═════ DATA FOR THIS EXERCISE

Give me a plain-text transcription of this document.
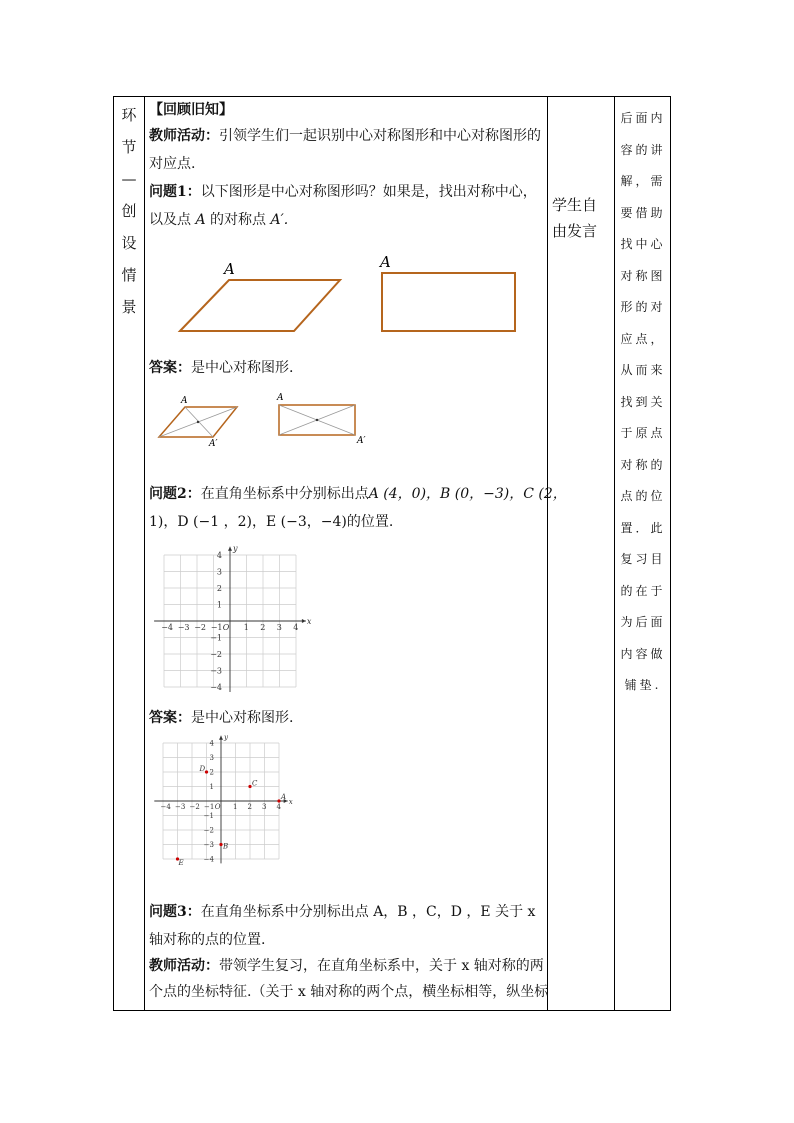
环
节
—
创
设
情
景
【回顾旧知】
教师活动：引领学生们一起识别中心对称图形和中心对称图形的
对应点.
问题1：以下图形是中心对称图形吗？如果是，找出对称中心，
以及点 A 的对称点 A′.
A	A
答案：是中心对称图形.
A
A′
A
A′
问题2：在直角坐标系中分别标出点A (4，0)，B (0，−3)，C (2，
1)，D (−1 ，2)，E (−3，−4)的位置.
−4
−4
−3
−3
−2
−2
−1
−1
1
1
2
2
3
3
4
4
O
x
y
答案：是中心对称图形.
−4
−4
−3
−3
−2
−2
−1
−1
1
1
2
2
3
3
4
4
O
x
y
A
B
C
D
E
问题3：在直角坐标系中分别标出点 A，B ，C，D ，E 关于 x
轴对称的点的位置.
教师活动：带领学生复习，在直角坐标系中，关于 x 轴对称的两
个点的坐标特征.（关于 x 轴对称的两个点，横坐标相等，纵坐标
学生自
由发言
后面内
容的讲
解，需
要借助
找中心
对称图
形的对
应点，
从而来
找到关
于原点
对称的
点的位
置．此
复习目
的在于
为后面
内容做
铺垫.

══════════

:: THE EXERCISE ::
Every record above should be written out again without change, except that the pictures are left out.

:: EXPECTED ANSWER ::
Give me a plain-text transcription of this document.
环
节
—
创
设
情
景
【回顾旧知】
教师活动：引领学生们一起识别中心对称图形和中心对称图形的
对应点.
问题1：以下图形是中心对称图形吗？如果是，找出对称中心，
以及点 A 的对称点 A′.
A	A
答案：是中心对称图形.
A
A′
A
A′
问题2：在直角坐标系中分别标出点A (4，0)，B (0，−3)，C (2，
1)，D (−1 ，2)，E (−3，−4)的位置.
−4
−4
−3
−3
−2
−2
−1
−1
1
1
2
2
3
3
4
4
O
x
y
答案：是中心对称图形.
−4
−4
−3
−3
−2
−2
−1
−1
1
1
2
2
3
3
4
4
O
x
y
A
B
C
D
E
问题3：在直角坐标系中分别标出点 A，B ，C，D ，E 关于 x
轴对称的点的位置.
教师活动：带领学生复习，在直角坐标系中，关于 x 轴对称的两
个点的坐标特征.（关于 x 轴对称的两个点，横坐标相等，纵坐标
学生自
由发言
后面内
容的讲
解，需
要借助
找中心
对称图
形的对
应点，
从而来
找到关
于原点
对称的
点的位
置．此
复习目
的在于
为后面
内容做
铺垫.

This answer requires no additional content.